*Task requirements*: Transcribe the full listing exactly, and drop every picture.

** start of Data supplied **

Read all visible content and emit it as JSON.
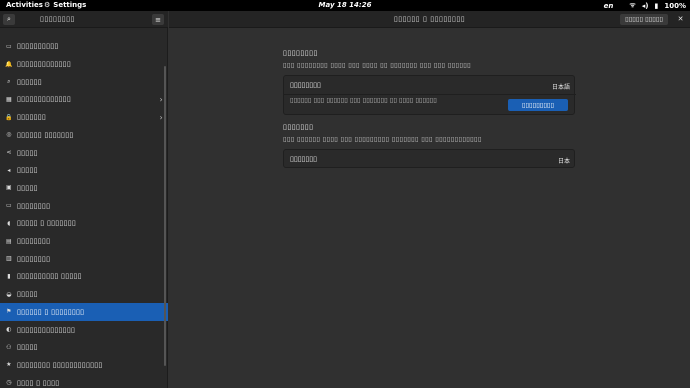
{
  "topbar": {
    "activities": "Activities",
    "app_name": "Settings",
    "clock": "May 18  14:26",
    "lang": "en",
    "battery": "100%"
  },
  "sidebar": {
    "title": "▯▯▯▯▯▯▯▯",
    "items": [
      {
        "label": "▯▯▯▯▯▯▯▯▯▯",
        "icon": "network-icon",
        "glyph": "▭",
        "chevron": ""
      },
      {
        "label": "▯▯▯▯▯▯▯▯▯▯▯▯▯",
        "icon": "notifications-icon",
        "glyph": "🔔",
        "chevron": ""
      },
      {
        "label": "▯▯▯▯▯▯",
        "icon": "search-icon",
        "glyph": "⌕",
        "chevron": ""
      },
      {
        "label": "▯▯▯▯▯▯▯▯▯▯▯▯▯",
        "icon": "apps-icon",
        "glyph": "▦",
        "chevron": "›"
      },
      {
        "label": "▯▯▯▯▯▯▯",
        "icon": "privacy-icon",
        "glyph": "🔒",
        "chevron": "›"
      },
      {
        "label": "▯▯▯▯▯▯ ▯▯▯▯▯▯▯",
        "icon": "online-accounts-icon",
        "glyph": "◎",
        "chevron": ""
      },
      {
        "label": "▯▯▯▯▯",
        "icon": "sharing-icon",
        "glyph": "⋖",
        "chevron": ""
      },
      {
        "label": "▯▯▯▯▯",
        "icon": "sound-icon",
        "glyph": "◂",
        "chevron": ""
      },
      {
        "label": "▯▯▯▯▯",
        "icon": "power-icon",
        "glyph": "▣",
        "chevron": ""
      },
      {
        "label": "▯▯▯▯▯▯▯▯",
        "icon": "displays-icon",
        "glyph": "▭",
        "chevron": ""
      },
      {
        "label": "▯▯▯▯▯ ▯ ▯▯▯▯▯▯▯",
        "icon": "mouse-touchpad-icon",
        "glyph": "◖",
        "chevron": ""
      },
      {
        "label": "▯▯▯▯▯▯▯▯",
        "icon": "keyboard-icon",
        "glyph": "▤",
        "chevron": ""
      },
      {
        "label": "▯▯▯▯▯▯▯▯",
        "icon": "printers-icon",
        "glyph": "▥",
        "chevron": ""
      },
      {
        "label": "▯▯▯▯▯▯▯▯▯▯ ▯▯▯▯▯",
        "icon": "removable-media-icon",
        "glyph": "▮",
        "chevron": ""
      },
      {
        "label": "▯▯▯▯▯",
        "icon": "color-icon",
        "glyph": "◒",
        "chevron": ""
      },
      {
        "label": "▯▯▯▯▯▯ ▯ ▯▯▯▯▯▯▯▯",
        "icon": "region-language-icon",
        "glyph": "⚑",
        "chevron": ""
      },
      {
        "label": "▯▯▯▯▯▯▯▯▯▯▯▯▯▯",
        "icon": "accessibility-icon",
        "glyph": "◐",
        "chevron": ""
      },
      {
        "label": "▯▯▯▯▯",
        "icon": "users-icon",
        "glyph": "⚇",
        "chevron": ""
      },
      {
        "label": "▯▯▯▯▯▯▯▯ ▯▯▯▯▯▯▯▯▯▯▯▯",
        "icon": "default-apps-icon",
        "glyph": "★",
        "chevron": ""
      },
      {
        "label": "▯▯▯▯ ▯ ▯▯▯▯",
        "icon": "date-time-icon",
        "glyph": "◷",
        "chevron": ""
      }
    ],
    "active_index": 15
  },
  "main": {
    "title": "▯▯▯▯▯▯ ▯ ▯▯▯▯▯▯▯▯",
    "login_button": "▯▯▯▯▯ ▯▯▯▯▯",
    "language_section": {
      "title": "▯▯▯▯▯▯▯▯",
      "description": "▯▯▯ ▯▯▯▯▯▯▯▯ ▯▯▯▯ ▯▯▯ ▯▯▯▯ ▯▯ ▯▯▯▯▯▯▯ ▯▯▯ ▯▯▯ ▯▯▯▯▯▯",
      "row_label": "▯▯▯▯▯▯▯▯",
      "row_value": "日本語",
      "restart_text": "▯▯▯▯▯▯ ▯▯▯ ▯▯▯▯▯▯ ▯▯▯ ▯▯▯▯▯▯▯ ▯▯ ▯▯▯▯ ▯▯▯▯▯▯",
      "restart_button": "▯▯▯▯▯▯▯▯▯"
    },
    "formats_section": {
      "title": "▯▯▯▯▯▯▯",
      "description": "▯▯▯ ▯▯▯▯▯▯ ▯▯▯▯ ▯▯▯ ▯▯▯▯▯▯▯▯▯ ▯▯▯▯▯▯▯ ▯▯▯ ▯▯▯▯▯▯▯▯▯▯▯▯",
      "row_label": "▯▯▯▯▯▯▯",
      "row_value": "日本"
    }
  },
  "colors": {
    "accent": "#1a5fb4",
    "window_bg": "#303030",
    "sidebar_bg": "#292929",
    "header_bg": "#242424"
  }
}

** end of Data supplied **

*Result of the exercise*:
Read all visible content and emit it as JSON.
{
  "topbar": {
    "activities": "Activities",
    "app_name": "Settings",
    "clock": "May 18  14:26",
    "lang": "en",
    "battery": "100%"
  },
  "sidebar": {
    "title": "▯▯▯▯▯▯▯▯",
    "items": [
      {
        "label": "▯▯▯▯▯▯▯▯▯▯",
        "icon": "network-icon",
        "glyph": "▭",
        "chevron": ""
      },
      {
        "label": "▯▯▯▯▯▯▯▯▯▯▯▯▯",
        "icon": "notifications-icon",
        "glyph": "🔔",
        "chevron": ""
      },
      {
        "label": "▯▯▯▯▯▯",
        "icon": "search-icon",
        "glyph": "⌕",
        "chevron": ""
      },
      {
        "label": "▯▯▯▯▯▯▯▯▯▯▯▯▯",
        "icon": "apps-icon",
        "glyph": "▦",
        "chevron": "›"
      },
      {
        "label": "▯▯▯▯▯▯▯",
        "icon": "privacy-icon",
        "glyph": "🔒",
        "chevron": "›"
      },
      {
        "label": "▯▯▯▯▯▯ ▯▯▯▯▯▯▯",
        "icon": "online-accounts-icon",
        "glyph": "◎",
        "chevron": ""
      },
      {
        "label": "▯▯▯▯▯",
        "icon": "sharing-icon",
        "glyph": "⋖",
        "chevron": ""
      },
      {
        "label": "▯▯▯▯▯",
        "icon": "sound-icon",
        "glyph": "◂",
        "chevron": ""
      },
      {
        "label": "▯▯▯▯▯",
        "icon": "power-icon",
        "glyph": "▣",
        "chevron": ""
      },
      {
        "label": "▯▯▯▯▯▯▯▯",
        "icon": "displays-icon",
        "glyph": "▭",
        "chevron": ""
      },
      {
        "label": "▯▯▯▯▯ ▯ ▯▯▯▯▯▯▯",
        "icon": "mouse-touchpad-icon",
        "glyph": "◖",
        "chevron": ""
      },
      {
        "label": "▯▯▯▯▯▯▯▯",
        "icon": "keyboard-icon",
        "glyph": "▤",
        "chevron": ""
      },
      {
        "label": "▯▯▯▯▯▯▯▯",
        "icon": "printers-icon",
        "glyph": "▥",
        "chevron": ""
      },
      {
        "label": "▯▯▯▯▯▯▯▯▯▯ ▯▯▯▯▯",
        "icon": "removable-media-icon",
        "glyph": "▮",
        "chevron": ""
      },
      {
        "label": "▯▯▯▯▯",
        "icon": "color-icon",
        "glyph": "◒",
        "chevron": ""
      },
      {
        "label": "▯▯▯▯▯▯ ▯ ▯▯▯▯▯▯▯▯",
        "icon": "region-language-icon",
        "glyph": "⚑",
        "chevron": ""
      },
      {
        "label": "▯▯▯▯▯▯▯▯▯▯▯▯▯▯",
        "icon": "accessibility-icon",
        "glyph": "◐",
        "chevron": ""
      },
      {
        "label": "▯▯▯▯▯",
        "icon": "users-icon",
        "glyph": "⚇",
        "chevron": ""
      },
      {
        "label": "▯▯▯▯▯▯▯▯ ▯▯▯▯▯▯▯▯▯▯▯▯",
        "icon": "default-apps-icon",
        "glyph": "★",
        "chevron": ""
      },
      {
        "label": "▯▯▯▯ ▯ ▯▯▯▯",
        "icon": "date-time-icon",
        "glyph": "◷",
        "chevron": ""
      }
    ],
    "active_index": 15
  },
  "main": {
    "title": "▯▯▯▯▯▯ ▯ ▯▯▯▯▯▯▯▯",
    "login_button": "▯▯▯▯▯ ▯▯▯▯▯",
    "language_section": {
      "title": "▯▯▯▯▯▯▯▯",
      "description": "▯▯▯ ▯▯▯▯▯▯▯▯ ▯▯▯▯ ▯▯▯ ▯▯▯▯ ▯▯ ▯▯▯▯▯▯▯ ▯▯▯ ▯▯▯ ▯▯▯▯▯▯",
      "row_label": "▯▯▯▯▯▯▯▯",
      "row_value": "日本語",
      "restart_text": "▯▯▯▯▯▯ ▯▯▯ ▯▯▯▯▯▯ ▯▯▯ ▯▯▯▯▯▯▯ ▯▯ ▯▯▯▯ ▯▯▯▯▯▯",
      "restart_button": "▯▯▯▯▯▯▯▯▯"
    },
    "formats_section": {
      "title": "▯▯▯▯▯▯▯",
      "description": "▯▯▯ ▯▯▯▯▯▯ ▯▯▯▯ ▯▯▯ ▯▯▯▯▯▯▯▯▯ ▯▯▯▯▯▯▯ ▯▯▯ ▯▯▯▯▯▯▯▯▯▯▯▯",
      "row_label": "▯▯▯▯▯▯▯",
      "row_value": "日本"
    }
  },
  "colors": {
    "accent": "#1a5fb4",
    "window_bg": "#303030",
    "sidebar_bg": "#292929",
    "header_bg": "#242424"
  }
}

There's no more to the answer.